◆ **Stored data**

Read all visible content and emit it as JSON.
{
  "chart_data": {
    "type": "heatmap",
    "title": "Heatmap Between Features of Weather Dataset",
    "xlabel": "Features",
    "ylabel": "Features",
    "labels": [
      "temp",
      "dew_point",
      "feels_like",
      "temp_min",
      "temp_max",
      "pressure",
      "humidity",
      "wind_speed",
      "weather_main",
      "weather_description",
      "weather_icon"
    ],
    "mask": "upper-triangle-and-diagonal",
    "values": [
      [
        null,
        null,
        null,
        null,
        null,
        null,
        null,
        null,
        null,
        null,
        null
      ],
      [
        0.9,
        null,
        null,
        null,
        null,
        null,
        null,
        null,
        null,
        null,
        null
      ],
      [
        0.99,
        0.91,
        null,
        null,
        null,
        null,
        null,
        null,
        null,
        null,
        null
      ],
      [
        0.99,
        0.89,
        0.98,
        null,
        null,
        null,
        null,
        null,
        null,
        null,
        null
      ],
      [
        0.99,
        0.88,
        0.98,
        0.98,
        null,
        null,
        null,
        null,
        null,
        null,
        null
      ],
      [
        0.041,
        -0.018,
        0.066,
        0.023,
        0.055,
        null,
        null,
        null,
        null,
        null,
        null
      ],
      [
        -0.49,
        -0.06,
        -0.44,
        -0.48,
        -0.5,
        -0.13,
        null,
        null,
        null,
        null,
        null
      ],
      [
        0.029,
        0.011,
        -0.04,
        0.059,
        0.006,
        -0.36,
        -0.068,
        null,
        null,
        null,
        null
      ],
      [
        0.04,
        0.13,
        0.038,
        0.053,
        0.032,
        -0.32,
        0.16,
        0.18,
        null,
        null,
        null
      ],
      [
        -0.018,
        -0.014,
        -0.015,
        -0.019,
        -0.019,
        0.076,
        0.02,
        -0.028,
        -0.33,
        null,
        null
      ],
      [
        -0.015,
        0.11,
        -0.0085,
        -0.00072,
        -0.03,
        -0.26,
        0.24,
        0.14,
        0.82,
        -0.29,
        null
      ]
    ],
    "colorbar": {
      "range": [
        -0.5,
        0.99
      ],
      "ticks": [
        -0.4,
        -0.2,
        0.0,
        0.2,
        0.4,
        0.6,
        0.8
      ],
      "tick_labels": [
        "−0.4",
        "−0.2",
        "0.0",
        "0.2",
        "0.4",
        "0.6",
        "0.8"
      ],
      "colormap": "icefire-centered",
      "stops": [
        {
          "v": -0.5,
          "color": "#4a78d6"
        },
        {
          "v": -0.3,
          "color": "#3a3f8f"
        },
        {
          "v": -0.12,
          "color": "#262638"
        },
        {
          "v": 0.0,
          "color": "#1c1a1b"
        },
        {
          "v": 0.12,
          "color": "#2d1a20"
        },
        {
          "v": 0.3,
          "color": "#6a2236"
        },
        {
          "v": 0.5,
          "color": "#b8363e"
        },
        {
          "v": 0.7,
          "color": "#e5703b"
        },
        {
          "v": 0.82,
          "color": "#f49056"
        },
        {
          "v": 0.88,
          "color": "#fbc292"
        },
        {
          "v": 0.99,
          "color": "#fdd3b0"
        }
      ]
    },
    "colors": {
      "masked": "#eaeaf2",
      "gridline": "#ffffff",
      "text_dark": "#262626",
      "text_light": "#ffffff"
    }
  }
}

◆ **Written problem**
Copy the material above verbatim.

◆ **Right answer**
Read all visible content and emit it as JSON.
{
  "chart_data": {
    "type": "heatmap",
    "title": "Heatmap Between Features of Weather Dataset",
    "xlabel": "Features",
    "ylabel": "Features",
    "labels": [
      "temp",
      "dew_point",
      "feels_like",
      "temp_min",
      "temp_max",
      "pressure",
      "humidity",
      "wind_speed",
      "weather_main",
      "weather_description",
      "weather_icon"
    ],
    "mask": "upper-triangle-and-diagonal",
    "values": [
      [
        null,
        null,
        null,
        null,
        null,
        null,
        null,
        null,
        null,
        null,
        null
      ],
      [
        0.9,
        null,
        null,
        null,
        null,
        null,
        null,
        null,
        null,
        null,
        null
      ],
      [
        0.99,
        0.91,
        null,
        null,
        null,
        null,
        null,
        null,
        null,
        null,
        null
      ],
      [
        0.99,
        0.89,
        0.98,
        null,
        null,
        null,
        null,
        null,
        null,
        null,
        null
      ],
      [
        0.99,
        0.88,
        0.98,
        0.98,
        null,
        null,
        null,
        null,
        null,
        null,
        null
      ],
      [
        0.041,
        -0.018,
        0.066,
        0.023,
        0.055,
        null,
        null,
        null,
        null,
        null,
        null
      ],
      [
        -0.49,
        -0.06,
        -0.44,
        -0.48,
        -0.5,
        -0.13,
        null,
        null,
        null,
        null,
        null
      ],
      [
        0.029,
        0.011,
        -0.04,
        0.059,
        0.006,
        -0.36,
        -0.068,
        null,
        null,
        null,
        null
      ],
      [
        0.04,
        0.13,
        0.038,
        0.053,
        0.032,
        -0.32,
        0.16,
        0.18,
        null,
        null,
        null
      ],
      [
        -0.018,
        -0.014,
        -0.015,
        -0.019,
        -0.019,
        0.076,
        0.02,
        -0.028,
        -0.33,
        null,
        null
      ],
      [
        -0.015,
        0.11,
        -0.0085,
        -0.00072,
        -0.03,
        -0.26,
        0.24,
        0.14,
        0.82,
        -0.29,
        null
      ]
    ],
    "colorbar": {
      "range": [
        -0.5,
        0.99
      ],
      "ticks": [
        -0.4,
        -0.2,
        0.0,
        0.2,
        0.4,
        0.6,
        0.8
      ],
      "tick_labels": [
        "−0.4",
        "−0.2",
        "0.0",
        "0.2",
        "0.4",
        "0.6",
        "0.8"
      ],
      "colormap": "icefire-centered",
      "stops": [
        {
          "v": -0.5,
          "color": "#4a78d6"
        },
        {
          "v": -0.3,
          "color": "#3a3f8f"
        },
        {
          "v": -0.12,
          "color": "#262638"
        },
        {
          "v": 0.0,
          "color": "#1c1a1b"
        },
        {
          "v": 0.12,
          "color": "#2d1a20"
        },
        {
          "v": 0.3,
          "color": "#6a2236"
        },
        {
          "v": 0.5,
          "color": "#b8363e"
        },
        {
          "v": 0.7,
          "color": "#e5703b"
        },
        {
          "v": 0.82,
          "color": "#f49056"
        },
        {
          "v": 0.88,
          "color": "#fbc292"
        },
        {
          "v": 0.99,
          "color": "#fdd3b0"
        }
      ]
    },
    "colors": {
      "masked": "#eaeaf2",
      "gridline": "#ffffff",
      "text_dark": "#262626",
      "text_light": "#ffffff"
    }
  }
}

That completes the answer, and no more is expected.